[Task details] Copy the listing verbatim, excluding any images found in it.

Data items
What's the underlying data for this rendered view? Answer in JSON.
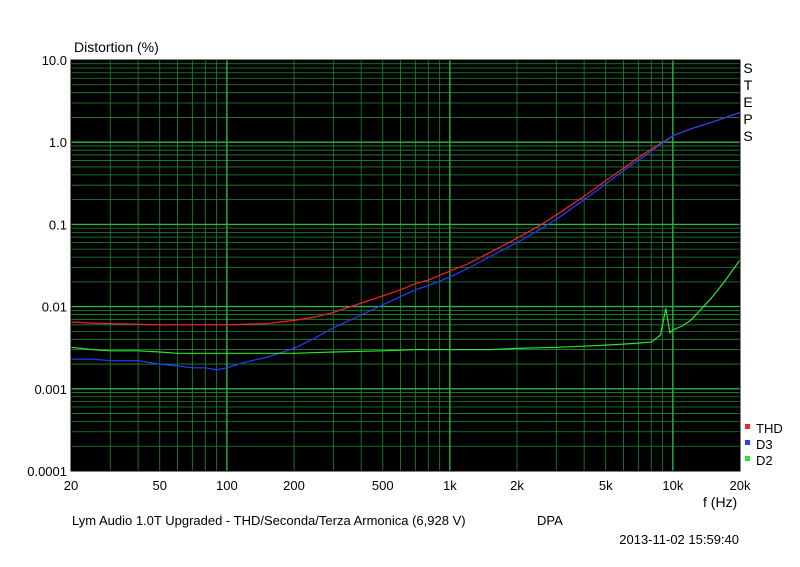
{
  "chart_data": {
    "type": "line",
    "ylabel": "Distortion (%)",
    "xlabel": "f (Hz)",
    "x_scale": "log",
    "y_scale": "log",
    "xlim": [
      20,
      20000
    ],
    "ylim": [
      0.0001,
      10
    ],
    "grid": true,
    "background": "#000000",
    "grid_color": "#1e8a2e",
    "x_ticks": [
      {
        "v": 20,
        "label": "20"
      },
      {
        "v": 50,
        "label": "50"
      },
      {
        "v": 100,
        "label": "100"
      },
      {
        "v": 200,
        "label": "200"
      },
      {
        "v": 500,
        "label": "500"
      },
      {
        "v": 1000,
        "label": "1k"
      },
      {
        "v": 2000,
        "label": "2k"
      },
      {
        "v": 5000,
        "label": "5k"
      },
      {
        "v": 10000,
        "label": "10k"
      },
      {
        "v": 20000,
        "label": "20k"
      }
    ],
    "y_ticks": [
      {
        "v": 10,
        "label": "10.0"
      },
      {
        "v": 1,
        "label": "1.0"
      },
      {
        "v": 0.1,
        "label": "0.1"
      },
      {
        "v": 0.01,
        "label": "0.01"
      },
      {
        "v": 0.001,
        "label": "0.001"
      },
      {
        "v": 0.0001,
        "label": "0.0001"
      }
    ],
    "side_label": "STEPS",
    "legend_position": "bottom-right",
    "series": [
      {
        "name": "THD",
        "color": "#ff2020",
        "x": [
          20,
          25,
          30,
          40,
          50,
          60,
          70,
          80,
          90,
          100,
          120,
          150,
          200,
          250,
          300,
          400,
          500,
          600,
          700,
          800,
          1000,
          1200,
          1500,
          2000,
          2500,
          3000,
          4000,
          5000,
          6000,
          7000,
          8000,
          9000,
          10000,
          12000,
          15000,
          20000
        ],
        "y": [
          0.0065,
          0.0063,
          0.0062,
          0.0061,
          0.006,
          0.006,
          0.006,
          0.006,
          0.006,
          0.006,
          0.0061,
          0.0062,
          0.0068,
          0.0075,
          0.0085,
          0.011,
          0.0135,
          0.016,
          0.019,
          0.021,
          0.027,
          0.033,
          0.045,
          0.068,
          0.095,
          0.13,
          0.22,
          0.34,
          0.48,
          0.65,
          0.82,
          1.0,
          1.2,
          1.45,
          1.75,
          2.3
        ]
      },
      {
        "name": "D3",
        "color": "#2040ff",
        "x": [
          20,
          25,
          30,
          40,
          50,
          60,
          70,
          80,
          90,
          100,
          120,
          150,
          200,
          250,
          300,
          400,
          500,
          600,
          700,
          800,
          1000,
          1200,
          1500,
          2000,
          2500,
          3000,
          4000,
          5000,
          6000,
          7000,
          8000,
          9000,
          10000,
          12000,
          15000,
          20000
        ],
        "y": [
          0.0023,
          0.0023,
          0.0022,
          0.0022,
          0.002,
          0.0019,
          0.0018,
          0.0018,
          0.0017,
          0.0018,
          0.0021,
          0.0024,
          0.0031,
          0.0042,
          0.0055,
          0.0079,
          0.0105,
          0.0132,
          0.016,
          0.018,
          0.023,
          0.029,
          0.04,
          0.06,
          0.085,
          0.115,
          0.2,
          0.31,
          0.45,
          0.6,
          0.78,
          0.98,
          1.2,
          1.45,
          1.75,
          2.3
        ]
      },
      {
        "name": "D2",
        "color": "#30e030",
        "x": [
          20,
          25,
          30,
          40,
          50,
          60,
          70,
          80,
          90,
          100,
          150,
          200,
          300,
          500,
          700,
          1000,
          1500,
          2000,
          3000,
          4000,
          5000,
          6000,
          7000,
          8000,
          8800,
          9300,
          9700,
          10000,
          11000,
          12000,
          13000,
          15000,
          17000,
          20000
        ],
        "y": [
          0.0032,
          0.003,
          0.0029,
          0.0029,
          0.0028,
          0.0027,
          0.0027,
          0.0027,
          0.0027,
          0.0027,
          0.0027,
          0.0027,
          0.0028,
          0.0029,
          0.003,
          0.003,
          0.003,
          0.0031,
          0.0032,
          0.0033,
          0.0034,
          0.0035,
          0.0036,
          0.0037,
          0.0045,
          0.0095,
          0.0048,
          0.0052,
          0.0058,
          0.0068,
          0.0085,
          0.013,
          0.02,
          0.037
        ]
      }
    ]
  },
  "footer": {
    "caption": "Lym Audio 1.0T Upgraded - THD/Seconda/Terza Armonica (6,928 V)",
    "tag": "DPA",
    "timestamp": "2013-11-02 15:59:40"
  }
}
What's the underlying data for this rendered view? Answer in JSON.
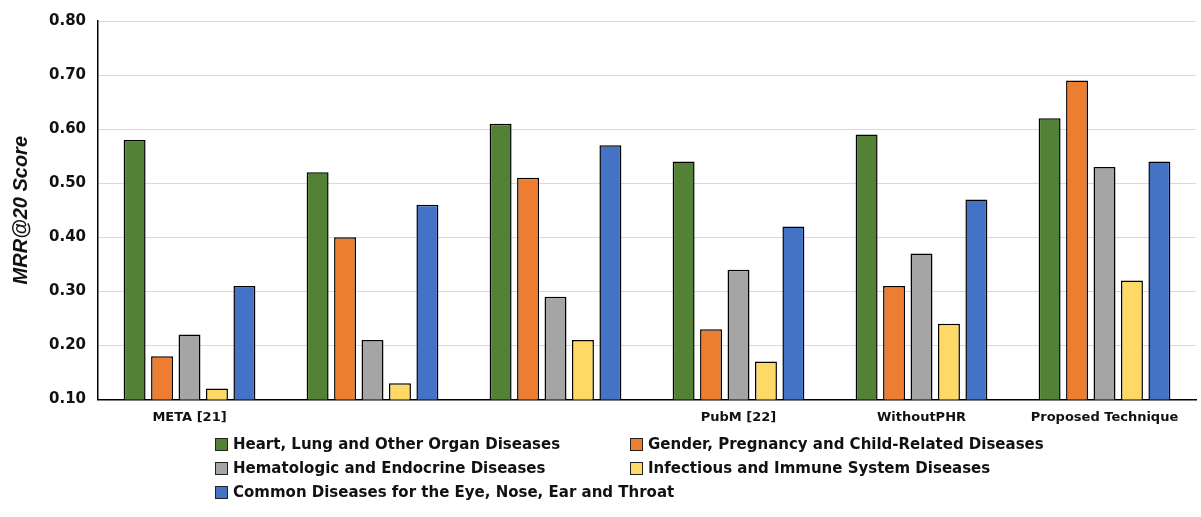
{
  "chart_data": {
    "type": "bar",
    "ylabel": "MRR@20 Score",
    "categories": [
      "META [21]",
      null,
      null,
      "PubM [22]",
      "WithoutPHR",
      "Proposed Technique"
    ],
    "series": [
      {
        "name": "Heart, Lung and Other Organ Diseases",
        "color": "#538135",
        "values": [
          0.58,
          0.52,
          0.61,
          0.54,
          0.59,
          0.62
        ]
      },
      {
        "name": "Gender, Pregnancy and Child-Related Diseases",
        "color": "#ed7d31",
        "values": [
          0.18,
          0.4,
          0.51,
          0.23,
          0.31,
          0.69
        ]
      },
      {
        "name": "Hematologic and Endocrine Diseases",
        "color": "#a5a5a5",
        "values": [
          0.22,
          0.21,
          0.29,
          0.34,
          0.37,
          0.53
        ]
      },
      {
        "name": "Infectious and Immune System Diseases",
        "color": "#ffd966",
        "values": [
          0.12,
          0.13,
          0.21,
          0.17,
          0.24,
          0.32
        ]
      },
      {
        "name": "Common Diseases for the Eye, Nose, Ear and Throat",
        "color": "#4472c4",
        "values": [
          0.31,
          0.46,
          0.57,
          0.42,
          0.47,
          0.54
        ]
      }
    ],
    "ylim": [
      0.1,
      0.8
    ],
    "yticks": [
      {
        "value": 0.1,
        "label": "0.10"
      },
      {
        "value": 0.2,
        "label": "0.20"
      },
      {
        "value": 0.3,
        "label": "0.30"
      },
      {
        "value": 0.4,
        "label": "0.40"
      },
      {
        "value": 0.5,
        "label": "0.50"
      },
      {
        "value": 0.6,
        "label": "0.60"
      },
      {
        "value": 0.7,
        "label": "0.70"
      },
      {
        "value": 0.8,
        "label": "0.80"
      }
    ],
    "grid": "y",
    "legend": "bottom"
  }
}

[Solution for this problem]
What's the underlying data for this rendered view? Answer in JSON.
{
  "chart_data": {
    "type": "line",
    "ylabel": "Distortion (%)",
    "xlabel": "f (Hz)",
    "x_scale": "log",
    "y_scale": "log",
    "xlim": [
      20,
      20000
    ],
    "ylim": [
      0.0001,
      10
    ],
    "grid": true,
    "background": "#000000",
    "grid_color": "#1e8a2e",
    "x_ticks": [
      {
        "v": 20,
        "label": "20"
      },
      {
        "v": 50,
        "label": "50"
      },
      {
        "v": 100,
        "label": "100"
      },
      {
        "v": 200,
        "label": "200"
      },
      {
        "v": 500,
        "label": "500"
      },
      {
        "v": 1000,
        "label": "1k"
      },
      {
        "v": 2000,
        "label": "2k"
      },
      {
        "v": 5000,
        "label": "5k"
      },
      {
        "v": 10000,
        "label": "10k"
      },
      {
        "v": 20000,
        "label": "20k"
      }
    ],
    "y_ticks": [
      {
        "v": 10,
        "label": "10.0"
      },
      {
        "v": 1,
        "label": "1.0"
      },
      {
        "v": 0.1,
        "label": "0.1"
      },
      {
        "v": 0.01,
        "label": "0.01"
      },
      {
        "v": 0.001,
        "label": "0.001"
      },
      {
        "v": 0.0001,
        "label": "0.0001"
      }
    ],
    "side_label": "STEPS",
    "legend_position": "bottom-right",
    "series": [
      {
        "name": "THD",
        "color": "#ff2020",
        "x": [
          20,
          25,
          30,
          40,
          50,
          60,
          70,
          80,
          90,
          100,
          120,
          150,
          200,
          250,
          300,
          400,
          500,
          600,
          700,
          800,
          1000,
          1200,
          1500,
          2000,
          2500,
          3000,
          4000,
          5000,
          6000,
          7000,
          8000,
          9000,
          10000,
          12000,
          15000,
          20000
        ],
        "y": [
          0.0065,
          0.0063,
          0.0062,
          0.0061,
          0.006,
          0.006,
          0.006,
          0.006,
          0.006,
          0.006,
          0.0061,
          0.0062,
          0.0068,
          0.0075,
          0.0085,
          0.011,
          0.0135,
          0.016,
          0.019,
          0.021,
          0.027,
          0.033,
          0.045,
          0.068,
          0.095,
          0.13,
          0.22,
          0.34,
          0.48,
          0.65,
          0.82,
          1.0,
          1.2,
          1.45,
          1.75,
          2.3
        ]
      },
      {
        "name": "D3",
        "color": "#2040ff",
        "x": [
          20,
          25,
          30,
          40,
          50,
          60,
          70,
          80,
          90,
          100,
          120,
          150,
          200,
          250,
          300,
          400,
          500,
          600,
          700,
          800,
          1000,
          1200,
          1500,
          2000,
          2500,
          3000,
          4000,
          5000,
          6000,
          7000,
          8000,
          9000,
          10000,
          12000,
          15000,
          20000
        ],
        "y": [
          0.0023,
          0.0023,
          0.0022,
          0.0022,
          0.002,
          0.0019,
          0.0018,
          0.0018,
          0.0017,
          0.0018,
          0.0021,
          0.0024,
          0.0031,
          0.0042,
          0.0055,
          0.0079,
          0.0105,
          0.0132,
          0.016,
          0.018,
          0.023,
          0.029,
          0.04,
          0.06,
          0.085,
          0.115,
          0.2,
          0.31,
          0.45,
          0.6,
          0.78,
          0.98,
          1.2,
          1.45,
          1.75,
          2.3
        ]
      },
      {
        "name": "D2",
        "color": "#30e030",
        "x": [
          20,
          25,
          30,
          40,
          50,
          60,
          70,
          80,
          90,
          100,
          150,
          200,
          300,
          500,
          700,
          1000,
          1500,
          2000,
          3000,
          4000,
          5000,
          6000,
          7000,
          8000,
          8800,
          9300,
          9700,
          10000,
          11000,
          12000,
          13000,
          15000,
          17000,
          20000
        ],
        "y": [
          0.0032,
          0.003,
          0.0029,
          0.0029,
          0.0028,
          0.0027,
          0.0027,
          0.0027,
          0.0027,
          0.0027,
          0.0027,
          0.0027,
          0.0028,
          0.0029,
          0.003,
          0.003,
          0.003,
          0.0031,
          0.0032,
          0.0033,
          0.0034,
          0.0035,
          0.0036,
          0.0037,
          0.0045,
          0.0095,
          0.0048,
          0.0052,
          0.0058,
          0.0068,
          0.0085,
          0.013,
          0.02,
          0.037
        ]
      }
    ]
  },
  "footer": {
    "caption": "Lym Audio 1.0T Upgraded - THD/Seconda/Terza Armonica (6,928 V)",
    "tag": "DPA",
    "timestamp": "2013-11-02 15:59:40"
  }
}
What's the underlying data for this rendered view? Answer in JSON.
{
  "chart_data": {
    "type": "bar",
    "ylabel": "MRR@20 Score",
    "categories": [
      "META [21]",
      null,
      null,
      "PubM [22]",
      "WithoutPHR",
      "Proposed Technique"
    ],
    "series": [
      {
        "name": "Heart, Lung and Other Organ Diseases",
        "color": "#538135",
        "values": [
          0.58,
          0.52,
          0.61,
          0.54,
          0.59,
          0.62
        ]
      },
      {
        "name": "Gender, Pregnancy and Child-Related Diseases",
        "color": "#ed7d31",
        "values": [
          0.18,
          0.4,
          0.51,
          0.23,
          0.31,
          0.69
        ]
      },
      {
        "name": "Hematologic and Endocrine Diseases",
        "color": "#a5a5a5",
        "values": [
          0.22,
          0.21,
          0.29,
          0.34,
          0.37,
          0.53
        ]
      },
      {
        "name": "Infectious and Immune System Diseases",
        "color": "#ffd966",
        "values": [
          0.12,
          0.13,
          0.21,
          0.17,
          0.24,
          0.32
        ]
      },
      {
        "name": "Common Diseases for the Eye, Nose, Ear and Throat",
        "color": "#4472c4",
        "values": [
          0.31,
          0.46,
          0.57,
          0.42,
          0.47,
          0.54
        ]
      }
    ],
    "ylim": [
      0.1,
      0.8
    ],
    "yticks": [
      {
        "value": 0.1,
        "label": "0.10"
      },
      {
        "value": 0.2,
        "label": "0.20"
      },
      {
        "value": 0.3,
        "label": "0.30"
      },
      {
        "value": 0.4,
        "label": "0.40"
      },
      {
        "value": 0.5,
        "label": "0.50"
      },
      {
        "value": 0.6,
        "label": "0.60"
      },
      {
        "value": 0.7,
        "label": "0.70"
      },
      {
        "value": 0.8,
        "label": "0.80"
      }
    ],
    "grid": "y",
    "legend": "bottom"
  }
}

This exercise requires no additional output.